▶ [Challenge]: Pull every line with the word "points" out of the entries below.

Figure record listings
##############################
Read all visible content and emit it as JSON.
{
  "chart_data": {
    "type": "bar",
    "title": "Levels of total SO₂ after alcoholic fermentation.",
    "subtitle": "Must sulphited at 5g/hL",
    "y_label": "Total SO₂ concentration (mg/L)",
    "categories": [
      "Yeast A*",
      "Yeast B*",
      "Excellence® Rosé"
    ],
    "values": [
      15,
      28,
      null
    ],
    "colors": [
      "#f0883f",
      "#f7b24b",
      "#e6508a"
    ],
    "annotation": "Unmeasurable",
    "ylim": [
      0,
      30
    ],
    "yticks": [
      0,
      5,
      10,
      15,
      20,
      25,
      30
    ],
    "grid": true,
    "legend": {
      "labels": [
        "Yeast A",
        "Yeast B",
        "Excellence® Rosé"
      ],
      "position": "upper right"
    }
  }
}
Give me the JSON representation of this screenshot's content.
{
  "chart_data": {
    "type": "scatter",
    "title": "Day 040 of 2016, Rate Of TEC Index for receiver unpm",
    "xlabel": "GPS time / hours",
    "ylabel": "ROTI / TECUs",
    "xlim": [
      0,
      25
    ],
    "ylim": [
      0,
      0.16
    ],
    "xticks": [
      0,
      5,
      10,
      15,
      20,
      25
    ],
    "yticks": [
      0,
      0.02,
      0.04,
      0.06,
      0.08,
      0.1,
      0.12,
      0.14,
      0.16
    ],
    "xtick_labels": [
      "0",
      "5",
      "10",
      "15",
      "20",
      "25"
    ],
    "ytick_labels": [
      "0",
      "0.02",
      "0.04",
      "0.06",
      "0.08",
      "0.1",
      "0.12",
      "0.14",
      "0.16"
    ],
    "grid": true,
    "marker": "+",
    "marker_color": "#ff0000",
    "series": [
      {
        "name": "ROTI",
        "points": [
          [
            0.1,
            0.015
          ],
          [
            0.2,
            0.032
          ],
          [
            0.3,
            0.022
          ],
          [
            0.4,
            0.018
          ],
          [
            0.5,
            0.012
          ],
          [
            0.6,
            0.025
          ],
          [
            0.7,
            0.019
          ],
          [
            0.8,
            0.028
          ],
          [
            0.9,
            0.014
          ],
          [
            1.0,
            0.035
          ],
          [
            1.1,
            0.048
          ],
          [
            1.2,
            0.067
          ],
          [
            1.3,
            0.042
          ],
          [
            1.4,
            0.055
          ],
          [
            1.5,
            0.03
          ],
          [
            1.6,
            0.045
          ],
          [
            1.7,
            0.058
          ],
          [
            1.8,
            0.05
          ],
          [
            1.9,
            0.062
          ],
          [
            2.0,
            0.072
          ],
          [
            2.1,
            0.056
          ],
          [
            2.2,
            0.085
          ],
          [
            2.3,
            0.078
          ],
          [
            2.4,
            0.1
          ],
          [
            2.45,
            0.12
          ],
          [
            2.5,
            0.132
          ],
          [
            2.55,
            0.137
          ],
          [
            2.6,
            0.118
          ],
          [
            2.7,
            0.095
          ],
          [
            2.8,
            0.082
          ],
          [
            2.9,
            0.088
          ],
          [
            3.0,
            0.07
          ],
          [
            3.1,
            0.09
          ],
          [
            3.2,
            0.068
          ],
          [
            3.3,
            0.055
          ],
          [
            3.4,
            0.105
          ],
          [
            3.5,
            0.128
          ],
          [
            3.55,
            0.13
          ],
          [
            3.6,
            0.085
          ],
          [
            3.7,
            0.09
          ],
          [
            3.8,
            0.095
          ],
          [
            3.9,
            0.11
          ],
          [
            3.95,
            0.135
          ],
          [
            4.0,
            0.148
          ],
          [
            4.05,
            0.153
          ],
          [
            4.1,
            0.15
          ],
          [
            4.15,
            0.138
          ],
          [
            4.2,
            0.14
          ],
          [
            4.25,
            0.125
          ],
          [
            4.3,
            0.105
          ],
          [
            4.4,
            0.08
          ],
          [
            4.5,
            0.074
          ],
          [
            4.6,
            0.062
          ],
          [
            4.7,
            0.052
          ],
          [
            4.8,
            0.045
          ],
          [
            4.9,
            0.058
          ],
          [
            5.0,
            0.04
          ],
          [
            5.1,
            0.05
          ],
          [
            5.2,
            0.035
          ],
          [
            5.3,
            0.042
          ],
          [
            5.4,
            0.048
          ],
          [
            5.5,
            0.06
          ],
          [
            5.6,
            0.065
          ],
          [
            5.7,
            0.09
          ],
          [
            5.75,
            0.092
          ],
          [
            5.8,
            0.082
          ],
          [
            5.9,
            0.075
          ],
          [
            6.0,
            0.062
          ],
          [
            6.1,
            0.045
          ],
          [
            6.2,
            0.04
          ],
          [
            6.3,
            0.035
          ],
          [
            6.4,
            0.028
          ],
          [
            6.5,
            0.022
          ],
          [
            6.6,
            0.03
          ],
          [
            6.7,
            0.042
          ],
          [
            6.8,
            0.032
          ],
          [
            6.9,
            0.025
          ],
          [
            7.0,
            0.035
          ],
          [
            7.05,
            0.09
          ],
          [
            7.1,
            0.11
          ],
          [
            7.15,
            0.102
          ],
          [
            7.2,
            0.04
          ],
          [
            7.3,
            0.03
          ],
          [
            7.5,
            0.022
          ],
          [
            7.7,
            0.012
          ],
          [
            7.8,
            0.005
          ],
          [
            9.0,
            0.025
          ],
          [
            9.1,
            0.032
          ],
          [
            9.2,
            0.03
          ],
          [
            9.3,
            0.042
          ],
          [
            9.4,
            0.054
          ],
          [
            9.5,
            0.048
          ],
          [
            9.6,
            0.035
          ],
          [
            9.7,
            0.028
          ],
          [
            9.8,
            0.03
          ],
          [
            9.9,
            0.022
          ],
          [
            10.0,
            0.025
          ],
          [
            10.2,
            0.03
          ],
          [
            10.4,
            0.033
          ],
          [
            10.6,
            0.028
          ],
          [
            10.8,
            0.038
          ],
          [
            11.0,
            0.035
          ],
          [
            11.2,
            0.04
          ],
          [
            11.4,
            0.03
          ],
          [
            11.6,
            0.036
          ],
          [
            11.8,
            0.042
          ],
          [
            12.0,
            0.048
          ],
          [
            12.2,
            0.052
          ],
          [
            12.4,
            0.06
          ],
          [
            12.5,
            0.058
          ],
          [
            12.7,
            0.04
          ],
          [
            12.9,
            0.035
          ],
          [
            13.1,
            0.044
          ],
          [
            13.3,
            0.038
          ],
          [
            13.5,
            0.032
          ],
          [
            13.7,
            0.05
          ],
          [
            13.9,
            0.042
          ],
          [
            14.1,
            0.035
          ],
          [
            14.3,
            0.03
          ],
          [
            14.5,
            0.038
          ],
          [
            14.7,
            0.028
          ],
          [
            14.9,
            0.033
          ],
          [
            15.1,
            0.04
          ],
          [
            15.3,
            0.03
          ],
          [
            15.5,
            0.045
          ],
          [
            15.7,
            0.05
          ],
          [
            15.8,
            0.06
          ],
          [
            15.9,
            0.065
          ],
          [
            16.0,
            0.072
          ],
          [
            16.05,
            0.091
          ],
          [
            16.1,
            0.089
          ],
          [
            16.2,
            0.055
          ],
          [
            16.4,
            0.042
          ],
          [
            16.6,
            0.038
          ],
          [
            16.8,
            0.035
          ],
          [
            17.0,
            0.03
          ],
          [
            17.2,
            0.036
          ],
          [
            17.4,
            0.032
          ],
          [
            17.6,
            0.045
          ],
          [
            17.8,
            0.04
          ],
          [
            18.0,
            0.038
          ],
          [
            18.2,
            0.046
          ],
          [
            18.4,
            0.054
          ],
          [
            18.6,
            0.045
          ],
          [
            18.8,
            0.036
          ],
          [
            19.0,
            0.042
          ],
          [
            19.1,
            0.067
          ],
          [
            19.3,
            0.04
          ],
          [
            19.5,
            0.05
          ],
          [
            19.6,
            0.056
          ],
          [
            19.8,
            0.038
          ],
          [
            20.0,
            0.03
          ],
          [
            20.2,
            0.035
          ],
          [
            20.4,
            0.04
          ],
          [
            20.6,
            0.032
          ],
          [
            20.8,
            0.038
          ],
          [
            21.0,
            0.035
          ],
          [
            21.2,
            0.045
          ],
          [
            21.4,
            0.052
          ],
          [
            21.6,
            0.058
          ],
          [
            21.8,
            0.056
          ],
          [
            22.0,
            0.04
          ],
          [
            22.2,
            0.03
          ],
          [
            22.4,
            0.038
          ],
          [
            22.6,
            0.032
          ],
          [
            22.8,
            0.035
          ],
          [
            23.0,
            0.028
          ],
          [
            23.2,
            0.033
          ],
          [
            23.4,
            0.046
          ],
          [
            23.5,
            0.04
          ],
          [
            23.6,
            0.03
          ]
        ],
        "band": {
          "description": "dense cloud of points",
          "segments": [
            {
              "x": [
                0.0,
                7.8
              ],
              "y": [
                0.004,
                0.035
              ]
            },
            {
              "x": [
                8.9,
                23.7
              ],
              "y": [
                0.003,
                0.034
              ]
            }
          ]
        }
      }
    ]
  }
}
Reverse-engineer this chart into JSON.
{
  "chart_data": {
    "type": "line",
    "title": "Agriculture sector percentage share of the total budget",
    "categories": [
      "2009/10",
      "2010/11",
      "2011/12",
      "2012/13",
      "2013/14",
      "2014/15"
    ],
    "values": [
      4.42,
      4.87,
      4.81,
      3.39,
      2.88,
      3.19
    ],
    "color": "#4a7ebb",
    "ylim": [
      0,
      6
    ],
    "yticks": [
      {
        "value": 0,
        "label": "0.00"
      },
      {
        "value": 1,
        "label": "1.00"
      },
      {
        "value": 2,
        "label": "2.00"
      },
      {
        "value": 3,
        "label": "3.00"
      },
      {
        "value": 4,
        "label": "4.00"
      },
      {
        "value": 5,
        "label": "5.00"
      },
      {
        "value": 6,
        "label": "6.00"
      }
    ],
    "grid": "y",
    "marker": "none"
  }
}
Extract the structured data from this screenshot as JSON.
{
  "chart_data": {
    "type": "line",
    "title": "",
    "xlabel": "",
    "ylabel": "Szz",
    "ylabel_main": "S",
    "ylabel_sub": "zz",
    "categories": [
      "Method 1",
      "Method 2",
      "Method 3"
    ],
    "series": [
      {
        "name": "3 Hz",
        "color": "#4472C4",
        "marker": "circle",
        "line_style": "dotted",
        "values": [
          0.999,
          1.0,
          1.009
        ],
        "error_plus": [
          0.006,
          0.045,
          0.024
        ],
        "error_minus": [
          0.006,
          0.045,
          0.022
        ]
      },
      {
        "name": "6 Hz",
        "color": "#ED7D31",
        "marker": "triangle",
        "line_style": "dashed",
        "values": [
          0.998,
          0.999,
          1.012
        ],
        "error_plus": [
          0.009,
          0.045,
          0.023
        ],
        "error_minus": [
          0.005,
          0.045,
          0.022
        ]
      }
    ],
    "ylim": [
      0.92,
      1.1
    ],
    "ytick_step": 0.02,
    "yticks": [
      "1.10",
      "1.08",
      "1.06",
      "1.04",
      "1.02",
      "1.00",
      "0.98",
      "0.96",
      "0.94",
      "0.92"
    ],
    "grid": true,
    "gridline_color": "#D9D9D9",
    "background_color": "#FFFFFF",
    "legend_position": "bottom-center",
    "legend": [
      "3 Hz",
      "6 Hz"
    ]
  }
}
##############################
▶ [Answer below]:
        "points": [
          "description": "dense cloud of points",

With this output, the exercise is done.